Start of TASK DATA

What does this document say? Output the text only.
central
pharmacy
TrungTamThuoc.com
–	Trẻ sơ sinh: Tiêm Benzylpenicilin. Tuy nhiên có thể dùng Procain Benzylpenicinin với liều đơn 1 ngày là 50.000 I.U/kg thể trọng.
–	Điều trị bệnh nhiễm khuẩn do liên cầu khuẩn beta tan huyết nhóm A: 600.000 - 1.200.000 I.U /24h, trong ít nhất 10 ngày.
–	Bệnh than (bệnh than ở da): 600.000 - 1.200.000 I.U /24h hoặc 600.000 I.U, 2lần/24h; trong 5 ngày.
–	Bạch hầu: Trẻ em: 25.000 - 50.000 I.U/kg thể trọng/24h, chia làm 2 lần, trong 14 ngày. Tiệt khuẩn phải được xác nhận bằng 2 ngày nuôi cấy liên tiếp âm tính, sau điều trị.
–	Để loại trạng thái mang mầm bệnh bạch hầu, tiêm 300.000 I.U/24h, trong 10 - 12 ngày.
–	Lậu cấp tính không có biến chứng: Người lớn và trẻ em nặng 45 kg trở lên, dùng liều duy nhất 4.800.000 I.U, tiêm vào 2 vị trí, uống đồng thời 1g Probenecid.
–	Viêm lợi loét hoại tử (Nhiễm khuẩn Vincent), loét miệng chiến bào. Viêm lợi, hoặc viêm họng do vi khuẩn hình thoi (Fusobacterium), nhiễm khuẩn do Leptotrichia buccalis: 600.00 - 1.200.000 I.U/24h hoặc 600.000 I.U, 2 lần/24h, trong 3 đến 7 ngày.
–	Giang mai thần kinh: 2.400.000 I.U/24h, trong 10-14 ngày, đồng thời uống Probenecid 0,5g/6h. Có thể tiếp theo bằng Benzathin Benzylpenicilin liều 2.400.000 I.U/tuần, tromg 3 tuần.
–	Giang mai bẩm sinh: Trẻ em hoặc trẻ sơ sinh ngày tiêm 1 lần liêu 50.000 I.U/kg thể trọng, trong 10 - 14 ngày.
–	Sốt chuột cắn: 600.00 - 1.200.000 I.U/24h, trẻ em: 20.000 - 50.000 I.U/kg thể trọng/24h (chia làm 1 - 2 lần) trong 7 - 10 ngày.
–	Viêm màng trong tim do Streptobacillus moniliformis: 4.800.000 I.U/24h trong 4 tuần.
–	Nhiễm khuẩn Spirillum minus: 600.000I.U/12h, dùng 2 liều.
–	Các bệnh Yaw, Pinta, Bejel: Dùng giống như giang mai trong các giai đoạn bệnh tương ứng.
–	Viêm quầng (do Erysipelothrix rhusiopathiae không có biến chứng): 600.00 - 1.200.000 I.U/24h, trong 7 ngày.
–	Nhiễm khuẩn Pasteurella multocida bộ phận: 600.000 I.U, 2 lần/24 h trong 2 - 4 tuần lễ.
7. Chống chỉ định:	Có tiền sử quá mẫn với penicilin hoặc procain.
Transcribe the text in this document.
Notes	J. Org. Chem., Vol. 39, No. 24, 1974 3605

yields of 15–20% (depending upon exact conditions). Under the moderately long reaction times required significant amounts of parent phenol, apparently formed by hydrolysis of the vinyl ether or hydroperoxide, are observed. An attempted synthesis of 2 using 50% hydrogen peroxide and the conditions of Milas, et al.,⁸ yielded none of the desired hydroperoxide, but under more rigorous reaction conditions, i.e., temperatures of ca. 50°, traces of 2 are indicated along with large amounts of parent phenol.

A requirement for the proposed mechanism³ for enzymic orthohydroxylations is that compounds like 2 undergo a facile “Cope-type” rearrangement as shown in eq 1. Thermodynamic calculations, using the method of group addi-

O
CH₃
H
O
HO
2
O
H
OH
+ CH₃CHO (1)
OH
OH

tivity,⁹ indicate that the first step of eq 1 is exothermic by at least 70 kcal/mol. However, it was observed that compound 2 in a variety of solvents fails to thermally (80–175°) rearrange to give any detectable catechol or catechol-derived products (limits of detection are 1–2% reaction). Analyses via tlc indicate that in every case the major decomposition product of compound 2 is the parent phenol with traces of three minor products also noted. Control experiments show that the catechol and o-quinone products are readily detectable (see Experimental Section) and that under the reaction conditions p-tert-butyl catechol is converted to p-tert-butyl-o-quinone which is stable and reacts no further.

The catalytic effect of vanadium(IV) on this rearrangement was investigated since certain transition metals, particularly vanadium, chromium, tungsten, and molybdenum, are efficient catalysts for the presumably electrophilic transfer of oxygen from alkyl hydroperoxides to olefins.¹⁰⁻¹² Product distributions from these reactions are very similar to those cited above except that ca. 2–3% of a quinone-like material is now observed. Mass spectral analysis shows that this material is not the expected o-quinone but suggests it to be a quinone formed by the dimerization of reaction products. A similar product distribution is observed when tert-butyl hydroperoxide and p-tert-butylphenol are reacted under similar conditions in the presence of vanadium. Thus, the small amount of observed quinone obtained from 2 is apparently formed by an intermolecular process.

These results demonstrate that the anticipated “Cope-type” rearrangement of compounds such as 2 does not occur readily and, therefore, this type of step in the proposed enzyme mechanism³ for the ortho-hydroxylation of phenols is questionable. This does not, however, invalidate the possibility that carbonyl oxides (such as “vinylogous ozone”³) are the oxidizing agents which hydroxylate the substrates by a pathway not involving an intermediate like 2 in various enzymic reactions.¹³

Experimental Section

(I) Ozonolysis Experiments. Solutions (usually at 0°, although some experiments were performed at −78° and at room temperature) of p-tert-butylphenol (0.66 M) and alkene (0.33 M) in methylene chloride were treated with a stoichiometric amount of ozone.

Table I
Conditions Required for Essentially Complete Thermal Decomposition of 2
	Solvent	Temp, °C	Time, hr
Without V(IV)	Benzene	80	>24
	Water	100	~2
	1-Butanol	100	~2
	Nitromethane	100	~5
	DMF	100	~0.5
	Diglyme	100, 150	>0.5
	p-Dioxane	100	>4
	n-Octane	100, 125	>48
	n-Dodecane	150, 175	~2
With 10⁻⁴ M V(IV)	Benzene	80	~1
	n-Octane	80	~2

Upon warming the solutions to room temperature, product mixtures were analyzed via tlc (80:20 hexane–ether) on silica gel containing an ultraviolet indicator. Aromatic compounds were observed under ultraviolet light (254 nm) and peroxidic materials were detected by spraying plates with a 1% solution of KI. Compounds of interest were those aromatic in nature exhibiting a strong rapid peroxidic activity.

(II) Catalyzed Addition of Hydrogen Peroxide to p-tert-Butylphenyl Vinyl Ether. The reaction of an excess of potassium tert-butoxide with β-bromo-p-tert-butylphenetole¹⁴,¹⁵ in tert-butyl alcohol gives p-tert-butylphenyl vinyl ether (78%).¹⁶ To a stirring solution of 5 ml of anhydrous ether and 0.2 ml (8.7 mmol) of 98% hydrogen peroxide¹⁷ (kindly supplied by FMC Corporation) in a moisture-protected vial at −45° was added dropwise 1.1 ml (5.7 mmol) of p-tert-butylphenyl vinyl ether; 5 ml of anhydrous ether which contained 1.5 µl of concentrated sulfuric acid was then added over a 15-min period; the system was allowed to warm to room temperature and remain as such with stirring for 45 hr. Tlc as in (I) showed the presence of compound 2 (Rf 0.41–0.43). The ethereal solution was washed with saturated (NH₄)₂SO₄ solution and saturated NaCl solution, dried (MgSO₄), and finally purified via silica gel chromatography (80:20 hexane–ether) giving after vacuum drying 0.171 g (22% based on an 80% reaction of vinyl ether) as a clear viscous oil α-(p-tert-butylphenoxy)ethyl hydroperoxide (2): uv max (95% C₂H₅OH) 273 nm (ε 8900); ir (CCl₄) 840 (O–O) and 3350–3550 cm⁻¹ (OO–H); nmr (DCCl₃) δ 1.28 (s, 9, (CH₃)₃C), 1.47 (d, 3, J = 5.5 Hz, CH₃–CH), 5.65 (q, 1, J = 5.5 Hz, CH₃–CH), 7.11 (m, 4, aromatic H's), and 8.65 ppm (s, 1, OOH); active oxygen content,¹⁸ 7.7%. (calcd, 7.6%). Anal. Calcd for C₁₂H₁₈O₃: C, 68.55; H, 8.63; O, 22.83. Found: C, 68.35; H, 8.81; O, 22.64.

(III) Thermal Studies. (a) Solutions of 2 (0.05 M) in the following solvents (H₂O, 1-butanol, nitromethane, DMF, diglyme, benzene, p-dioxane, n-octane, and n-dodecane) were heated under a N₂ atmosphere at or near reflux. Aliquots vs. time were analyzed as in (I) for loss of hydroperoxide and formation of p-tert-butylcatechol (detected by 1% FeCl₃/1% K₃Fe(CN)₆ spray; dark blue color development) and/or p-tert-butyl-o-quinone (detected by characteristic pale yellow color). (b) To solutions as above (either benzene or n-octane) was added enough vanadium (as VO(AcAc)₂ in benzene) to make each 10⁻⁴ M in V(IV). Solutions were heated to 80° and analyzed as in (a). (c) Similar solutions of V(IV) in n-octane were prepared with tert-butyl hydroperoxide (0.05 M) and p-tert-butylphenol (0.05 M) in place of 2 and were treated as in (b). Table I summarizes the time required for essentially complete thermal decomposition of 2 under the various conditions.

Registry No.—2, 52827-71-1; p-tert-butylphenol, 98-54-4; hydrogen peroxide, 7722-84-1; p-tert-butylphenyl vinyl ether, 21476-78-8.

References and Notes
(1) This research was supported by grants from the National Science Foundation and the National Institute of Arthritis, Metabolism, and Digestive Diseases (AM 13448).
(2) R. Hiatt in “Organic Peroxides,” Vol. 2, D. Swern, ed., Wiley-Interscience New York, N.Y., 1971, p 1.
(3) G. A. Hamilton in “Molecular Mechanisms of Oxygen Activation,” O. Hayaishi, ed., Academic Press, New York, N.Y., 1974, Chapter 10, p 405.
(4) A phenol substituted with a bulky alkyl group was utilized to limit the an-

End of TASK DATA

> [THE PROBLEM]: Your answer should be the lines above that contain the word "trọng", copied out.

> [RESPONSE TO THIS TASK]:
–	Trẻ sơ sinh: Tiêm Benzylpenicilin. Tuy nhiên có thể dùng Procain Benzylpenicinin với liều đơn 1 ngày là 50.000 I.U/kg thể trọng.
–	Bạch hầu: Trẻ em: 25.000 - 50.000 I.U/kg thể trọng/24h, chia làm 2 lần, trong 14 ngày. Tiệt khuẩn phải được xác nhận bằng 2 ngày nuôi cấy liên tiếp âm tính, sau điều trị.
–	Giang mai bẩm sinh: Trẻ em hoặc trẻ sơ sinh ngày tiêm 1 lần liêu 50.000 I.U/kg thể trọng, trong 10 - 14 ngày.
–	Sốt chuột cắn: 600.00 - 1.200.000 I.U/24h, trẻ em: 20.000 - 50.000 I.U/kg thể trọng/24h (chia làm 1 - 2 lần) trong 7 - 10 ngày.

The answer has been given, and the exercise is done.